-- STATED GOAL --
Copy nothing but the text: reproduce each line of the listing exactly and leave the pictures out.

[Items from a figure collection]
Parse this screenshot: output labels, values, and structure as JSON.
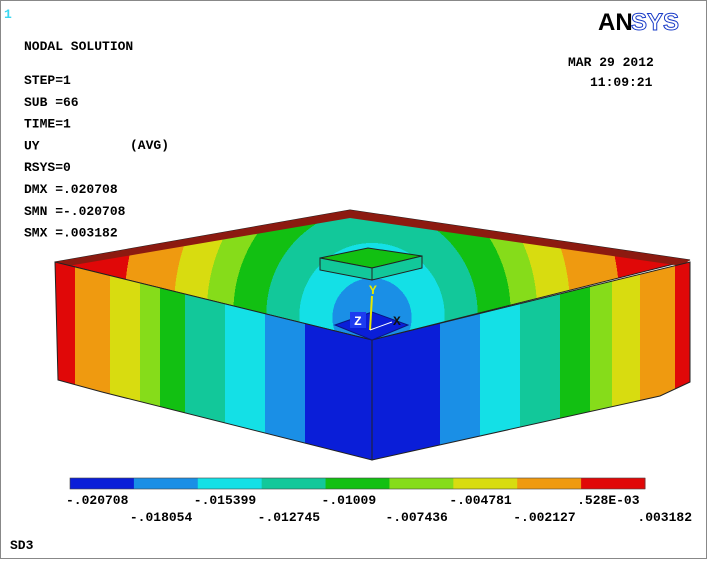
{
  "window_number": "1",
  "logo": [
    "AN",
    "SYS"
  ],
  "info": {
    "title": "NODAL SOLUTION",
    "lines": [
      "STEP=1",
      "SUB =66",
      "TIME=1",
      "UY",
      "RSYS=0",
      "DMX =.020708",
      "SMN =-.020708",
      "SMX =.003182"
    ],
    "avg": "(AVG)"
  },
  "date": "MAR 29 2012",
  "time": "11:09:21",
  "triad": {
    "x": "X",
    "y": "Y",
    "z": "Z"
  },
  "legend": {
    "colors": [
      "#0a1ed8",
      "#1a8fe6",
      "#14e0e6",
      "#12c89a",
      "#12c012",
      "#86dc1a",
      "#d8dc10",
      "#ef9a10",
      "#e00808"
    ],
    "labels": [
      "-.020708",
      "-.018054",
      "-.015399",
      "-.012745",
      "-.01009",
      "-.007436",
      "-.004781",
      "-.002127",
      ".528E-03",
      ".003182"
    ]
  },
  "footer": "SD3"
}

-- OUTPUT FOR THIS TASK --
Parse this screenshot: output labels, values, and structure as JSON.
{
  "window_number": "1",
  "logo": [
    "AN",
    "SYS"
  ],
  "info": {
    "title": "NODAL SOLUTION",
    "lines": [
      "STEP=1",
      "SUB =66",
      "TIME=1",
      "UY",
      "RSYS=0",
      "DMX =.020708",
      "SMN =-.020708",
      "SMX =.003182"
    ],
    "avg": "(AVG)"
  },
  "date": "MAR 29 2012",
  "time": "11:09:21",
  "triad": {
    "x": "X",
    "y": "Y",
    "z": "Z"
  },
  "legend": {
    "colors": [
      "#0a1ed8",
      "#1a8fe6",
      "#14e0e6",
      "#12c89a",
      "#12c012",
      "#86dc1a",
      "#d8dc10",
      "#ef9a10",
      "#e00808"
    ],
    "labels": [
      "-.020708",
      "-.018054",
      "-.015399",
      "-.012745",
      "-.01009",
      "-.007436",
      "-.004781",
      "-.002127",
      ".528E-03",
      ".003182"
    ]
  },
  "footer": "SD3"
}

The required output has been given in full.